## [Data provided]
# # # # # # #

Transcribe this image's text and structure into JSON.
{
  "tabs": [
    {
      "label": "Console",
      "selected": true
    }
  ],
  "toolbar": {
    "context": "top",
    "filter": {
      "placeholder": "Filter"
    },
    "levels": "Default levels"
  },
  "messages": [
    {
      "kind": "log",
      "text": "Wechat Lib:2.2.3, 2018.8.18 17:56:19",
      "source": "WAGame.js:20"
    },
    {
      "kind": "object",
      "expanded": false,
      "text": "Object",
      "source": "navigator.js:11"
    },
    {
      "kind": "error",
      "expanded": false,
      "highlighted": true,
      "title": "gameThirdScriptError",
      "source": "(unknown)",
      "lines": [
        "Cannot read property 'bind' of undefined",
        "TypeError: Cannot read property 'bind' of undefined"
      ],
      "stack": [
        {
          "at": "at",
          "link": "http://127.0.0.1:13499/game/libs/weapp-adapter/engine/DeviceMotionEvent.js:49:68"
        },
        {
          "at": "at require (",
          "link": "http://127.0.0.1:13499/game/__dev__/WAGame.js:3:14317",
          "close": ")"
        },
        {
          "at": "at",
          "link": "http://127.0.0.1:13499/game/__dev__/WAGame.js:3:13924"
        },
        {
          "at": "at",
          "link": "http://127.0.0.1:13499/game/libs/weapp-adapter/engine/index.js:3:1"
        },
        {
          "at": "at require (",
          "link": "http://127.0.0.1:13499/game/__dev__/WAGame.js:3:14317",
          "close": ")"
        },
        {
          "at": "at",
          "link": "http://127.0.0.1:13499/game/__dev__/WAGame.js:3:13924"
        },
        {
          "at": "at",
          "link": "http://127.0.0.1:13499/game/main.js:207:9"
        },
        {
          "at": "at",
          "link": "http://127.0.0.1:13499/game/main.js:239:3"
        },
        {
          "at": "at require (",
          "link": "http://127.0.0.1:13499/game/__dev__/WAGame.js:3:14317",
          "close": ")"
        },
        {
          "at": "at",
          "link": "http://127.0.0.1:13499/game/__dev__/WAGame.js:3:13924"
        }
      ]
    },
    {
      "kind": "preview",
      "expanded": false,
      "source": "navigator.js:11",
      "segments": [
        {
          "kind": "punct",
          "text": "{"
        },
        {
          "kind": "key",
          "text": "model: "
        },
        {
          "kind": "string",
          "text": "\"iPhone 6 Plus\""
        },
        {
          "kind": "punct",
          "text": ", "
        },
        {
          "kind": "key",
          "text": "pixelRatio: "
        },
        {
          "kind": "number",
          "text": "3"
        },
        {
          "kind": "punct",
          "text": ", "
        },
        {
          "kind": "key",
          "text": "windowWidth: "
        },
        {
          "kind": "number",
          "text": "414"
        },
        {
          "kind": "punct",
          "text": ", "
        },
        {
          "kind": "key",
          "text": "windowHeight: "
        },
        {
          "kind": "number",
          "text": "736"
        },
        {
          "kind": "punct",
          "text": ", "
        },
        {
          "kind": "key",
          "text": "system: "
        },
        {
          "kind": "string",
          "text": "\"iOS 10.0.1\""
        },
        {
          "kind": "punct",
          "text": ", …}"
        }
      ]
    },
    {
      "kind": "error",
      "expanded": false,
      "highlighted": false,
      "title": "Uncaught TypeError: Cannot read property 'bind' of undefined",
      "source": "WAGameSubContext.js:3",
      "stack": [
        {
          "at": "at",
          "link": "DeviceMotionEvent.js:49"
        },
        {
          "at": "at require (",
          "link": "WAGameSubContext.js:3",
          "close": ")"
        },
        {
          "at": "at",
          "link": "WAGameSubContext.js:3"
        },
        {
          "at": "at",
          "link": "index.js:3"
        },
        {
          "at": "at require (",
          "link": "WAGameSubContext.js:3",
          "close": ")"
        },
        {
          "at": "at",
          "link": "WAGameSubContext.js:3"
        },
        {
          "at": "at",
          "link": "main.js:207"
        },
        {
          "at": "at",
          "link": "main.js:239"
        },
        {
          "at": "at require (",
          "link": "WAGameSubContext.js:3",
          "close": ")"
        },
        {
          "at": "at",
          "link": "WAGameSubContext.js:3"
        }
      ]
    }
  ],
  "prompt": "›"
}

# # # # # # #

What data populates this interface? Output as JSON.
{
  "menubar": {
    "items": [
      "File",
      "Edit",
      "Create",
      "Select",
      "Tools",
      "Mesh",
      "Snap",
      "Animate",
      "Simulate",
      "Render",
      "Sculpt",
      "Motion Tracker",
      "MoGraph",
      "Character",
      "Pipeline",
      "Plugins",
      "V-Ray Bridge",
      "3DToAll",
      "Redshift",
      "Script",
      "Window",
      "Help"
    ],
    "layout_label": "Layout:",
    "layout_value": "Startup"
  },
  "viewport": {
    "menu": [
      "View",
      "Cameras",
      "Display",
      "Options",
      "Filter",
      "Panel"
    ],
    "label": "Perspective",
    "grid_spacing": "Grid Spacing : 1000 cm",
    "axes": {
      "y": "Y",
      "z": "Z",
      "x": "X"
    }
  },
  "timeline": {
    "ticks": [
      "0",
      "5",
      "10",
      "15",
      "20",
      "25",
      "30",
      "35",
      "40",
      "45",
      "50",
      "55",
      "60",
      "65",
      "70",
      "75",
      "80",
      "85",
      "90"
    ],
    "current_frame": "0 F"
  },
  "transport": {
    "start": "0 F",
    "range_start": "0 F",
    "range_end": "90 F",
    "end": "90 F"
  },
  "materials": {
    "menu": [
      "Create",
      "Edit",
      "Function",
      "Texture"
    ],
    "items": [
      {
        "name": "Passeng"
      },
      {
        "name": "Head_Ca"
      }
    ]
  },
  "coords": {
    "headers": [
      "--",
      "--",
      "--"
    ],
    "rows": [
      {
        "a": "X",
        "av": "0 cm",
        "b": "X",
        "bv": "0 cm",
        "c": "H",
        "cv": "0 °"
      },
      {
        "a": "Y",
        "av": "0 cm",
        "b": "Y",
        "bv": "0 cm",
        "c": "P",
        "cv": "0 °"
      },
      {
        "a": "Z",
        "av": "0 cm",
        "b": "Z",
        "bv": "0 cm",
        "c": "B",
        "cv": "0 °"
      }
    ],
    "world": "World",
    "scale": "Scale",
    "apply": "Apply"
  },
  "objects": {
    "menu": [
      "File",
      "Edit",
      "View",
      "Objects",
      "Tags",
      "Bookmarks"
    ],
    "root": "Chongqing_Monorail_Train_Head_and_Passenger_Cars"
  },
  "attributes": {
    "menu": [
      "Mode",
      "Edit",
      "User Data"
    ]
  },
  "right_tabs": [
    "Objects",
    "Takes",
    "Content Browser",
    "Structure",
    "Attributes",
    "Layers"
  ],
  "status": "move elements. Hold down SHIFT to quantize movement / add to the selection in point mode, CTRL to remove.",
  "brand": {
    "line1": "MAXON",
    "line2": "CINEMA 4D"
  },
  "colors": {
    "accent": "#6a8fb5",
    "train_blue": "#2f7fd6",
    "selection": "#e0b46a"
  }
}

# # # # # # #

## [Given task]
In the entries above, find every line with the word "bind" and list it.

## [Written answer]
        "Cannot read property 'bind' of undefined",
        "TypeError: Cannot read property 'bind' of undefined"
      "title": "Uncaught TypeError: Cannot read property 'bind' of undefined",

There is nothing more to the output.